(Dataset records)
[BEGIN]

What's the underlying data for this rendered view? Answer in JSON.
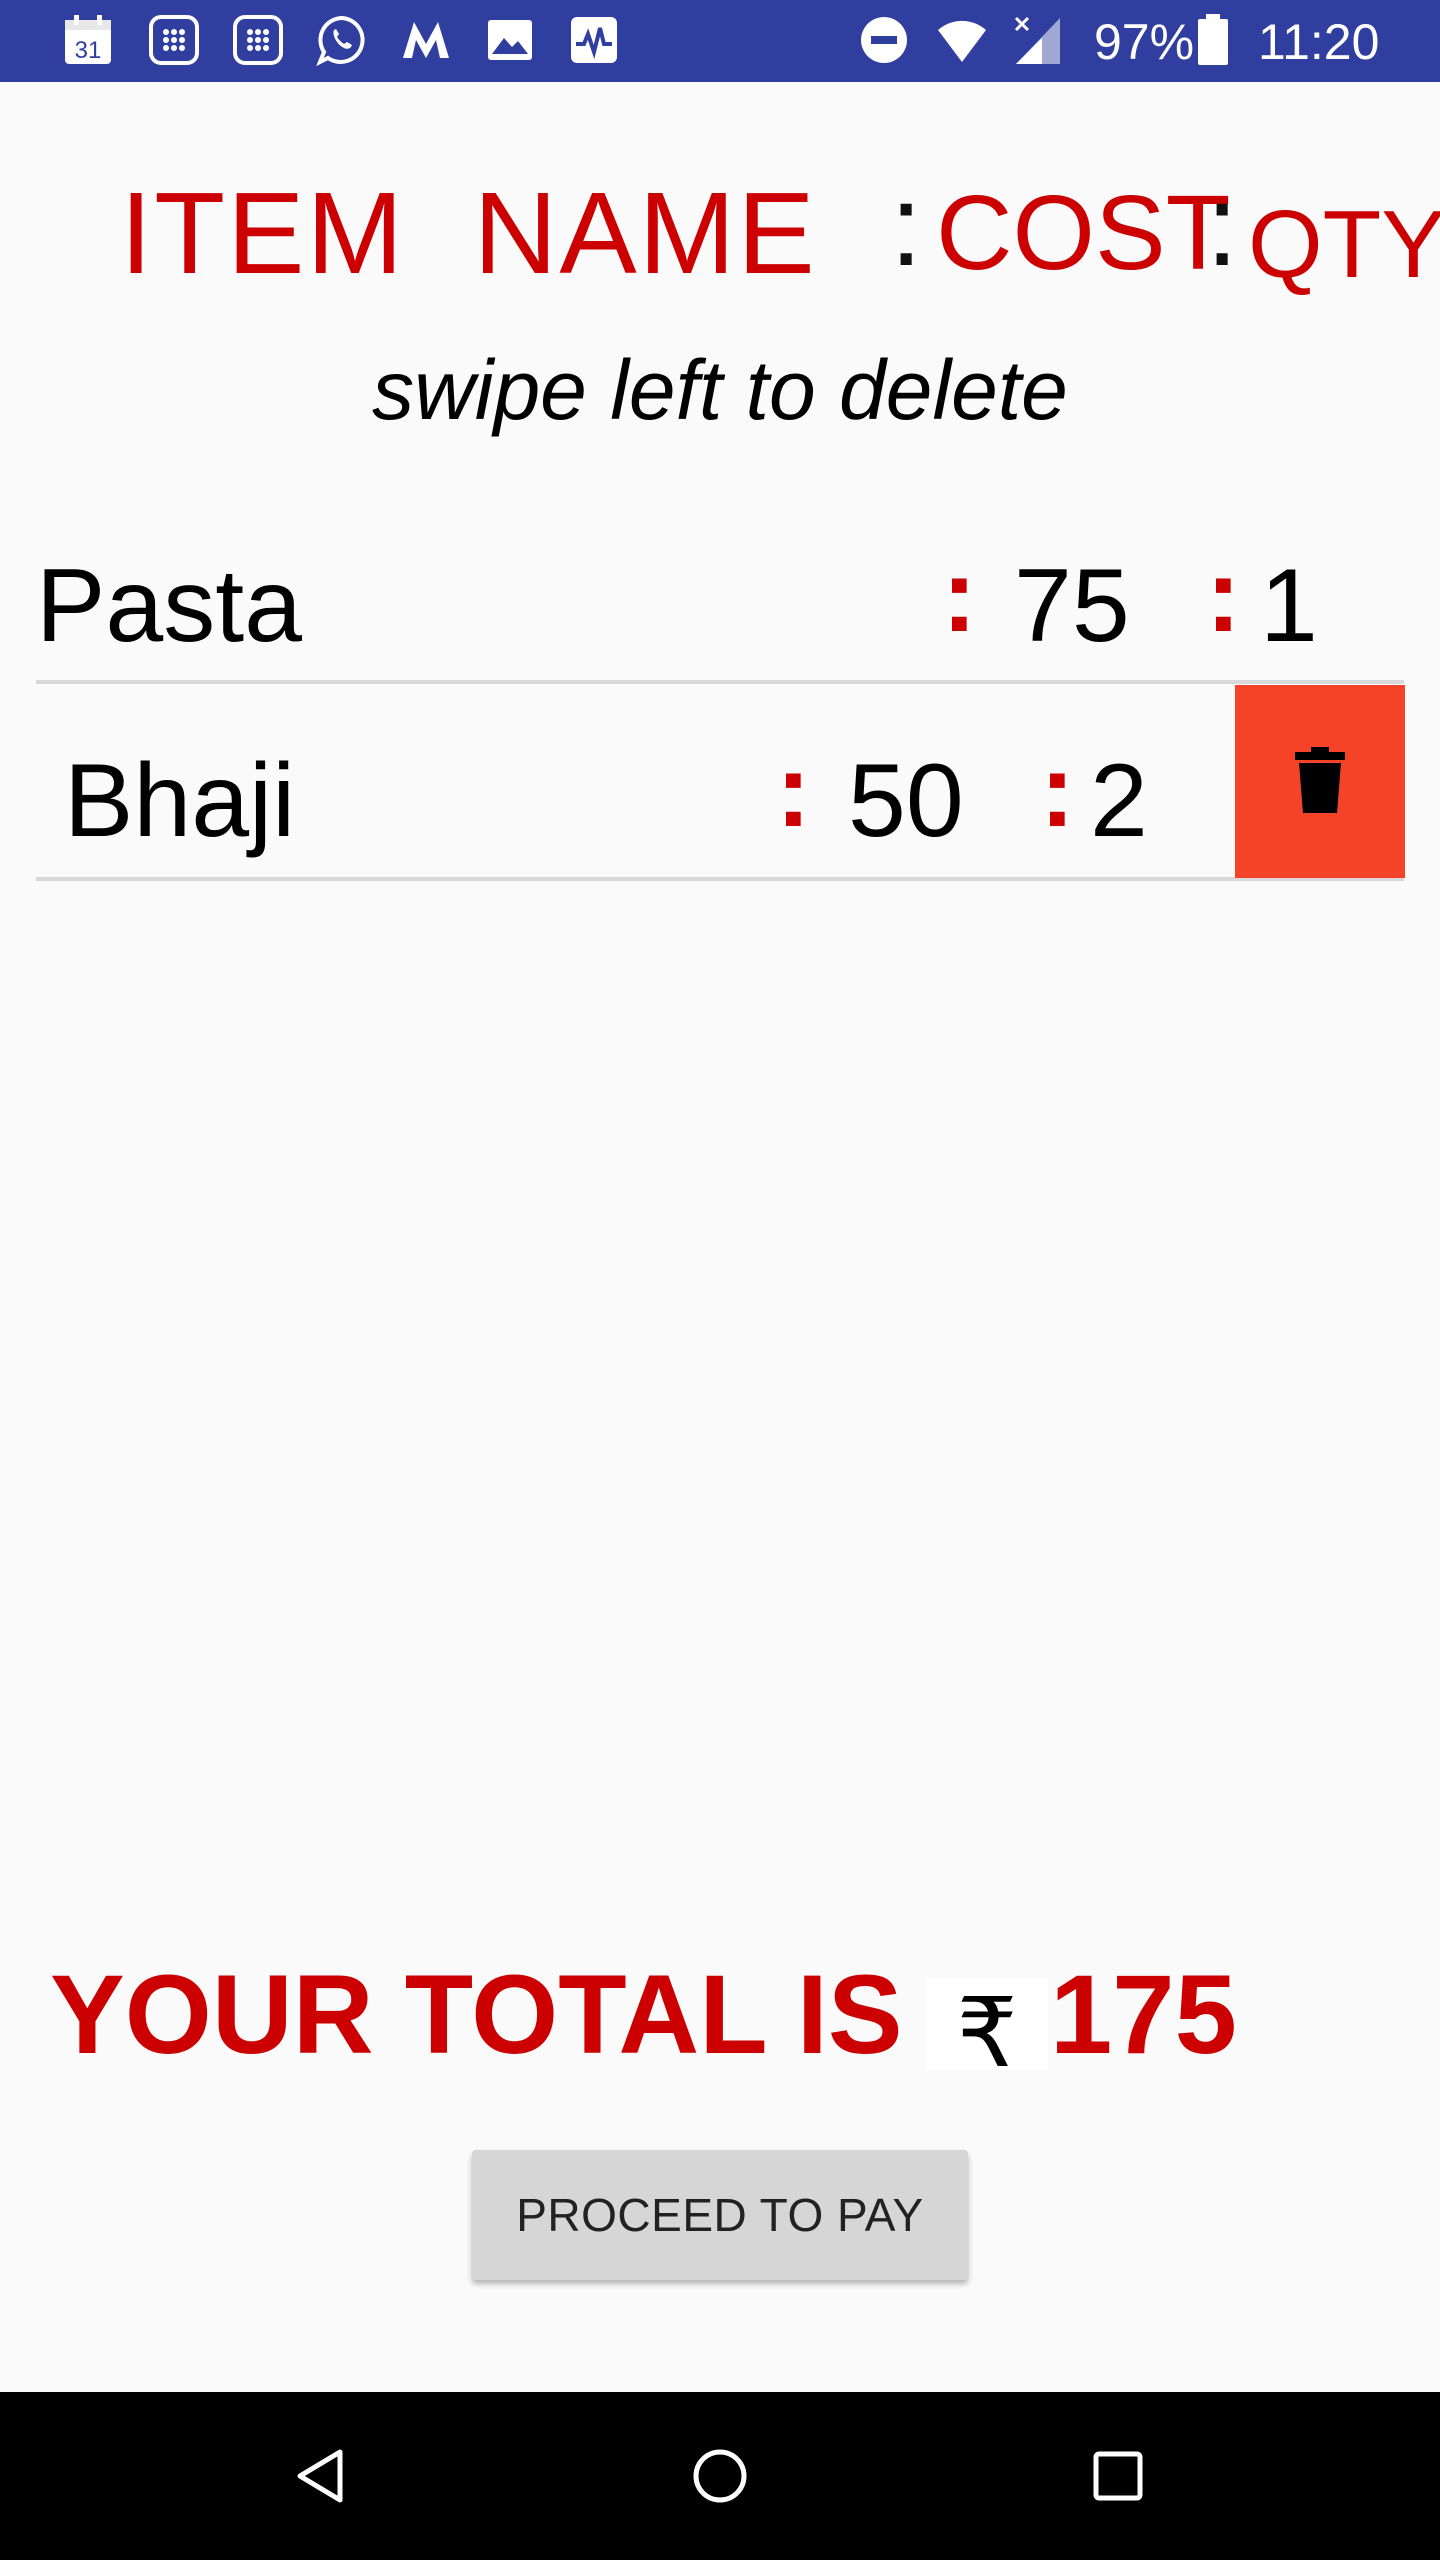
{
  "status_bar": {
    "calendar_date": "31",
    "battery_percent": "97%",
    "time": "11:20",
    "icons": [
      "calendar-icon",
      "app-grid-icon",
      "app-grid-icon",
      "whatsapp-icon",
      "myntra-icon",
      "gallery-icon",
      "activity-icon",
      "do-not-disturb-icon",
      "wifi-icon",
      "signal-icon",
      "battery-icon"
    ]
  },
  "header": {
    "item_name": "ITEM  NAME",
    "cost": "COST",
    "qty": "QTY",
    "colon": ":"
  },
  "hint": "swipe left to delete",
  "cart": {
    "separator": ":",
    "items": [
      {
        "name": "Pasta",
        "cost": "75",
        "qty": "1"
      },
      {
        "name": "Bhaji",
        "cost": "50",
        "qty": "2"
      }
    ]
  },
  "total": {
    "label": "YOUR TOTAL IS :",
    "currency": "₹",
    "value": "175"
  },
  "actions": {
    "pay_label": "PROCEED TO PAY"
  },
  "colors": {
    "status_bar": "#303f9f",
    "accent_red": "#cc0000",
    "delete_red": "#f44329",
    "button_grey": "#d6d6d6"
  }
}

[END]

Set problem:
Exclude all images and restate the records above word for word.

Output below:
What's the underlying data for this rendered view? Answer in JSON.
{
  "status_bar": {
    "calendar_date": "31",
    "battery_percent": "97%",
    "time": "11:20",
    "icons": [
      "calendar-icon",
      "app-grid-icon",
      "app-grid-icon",
      "whatsapp-icon",
      "myntra-icon",
      "gallery-icon",
      "activity-icon",
      "do-not-disturb-icon",
      "wifi-icon",
      "signal-icon",
      "battery-icon"
    ]
  },
  "header": {
    "item_name": "ITEM  NAME",
    "cost": "COST",
    "qty": "QTY",
    "colon": ":"
  },
  "hint": "swipe left to delete",
  "cart": {
    "separator": ":",
    "items": [
      {
        "name": "Pasta",
        "cost": "75",
        "qty": "1"
      },
      {
        "name": "Bhaji",
        "cost": "50",
        "qty": "2"
      }
    ]
  },
  "total": {
    "label": "YOUR TOTAL IS :",
    "currency": "₹",
    "value": "175"
  },
  "actions": {
    "pay_label": "PROCEED TO PAY"
  },
  "colors": {
    "status_bar": "#303f9f",
    "accent_red": "#cc0000",
    "delete_red": "#f44329",
    "button_grey": "#d6d6d6"
  }
}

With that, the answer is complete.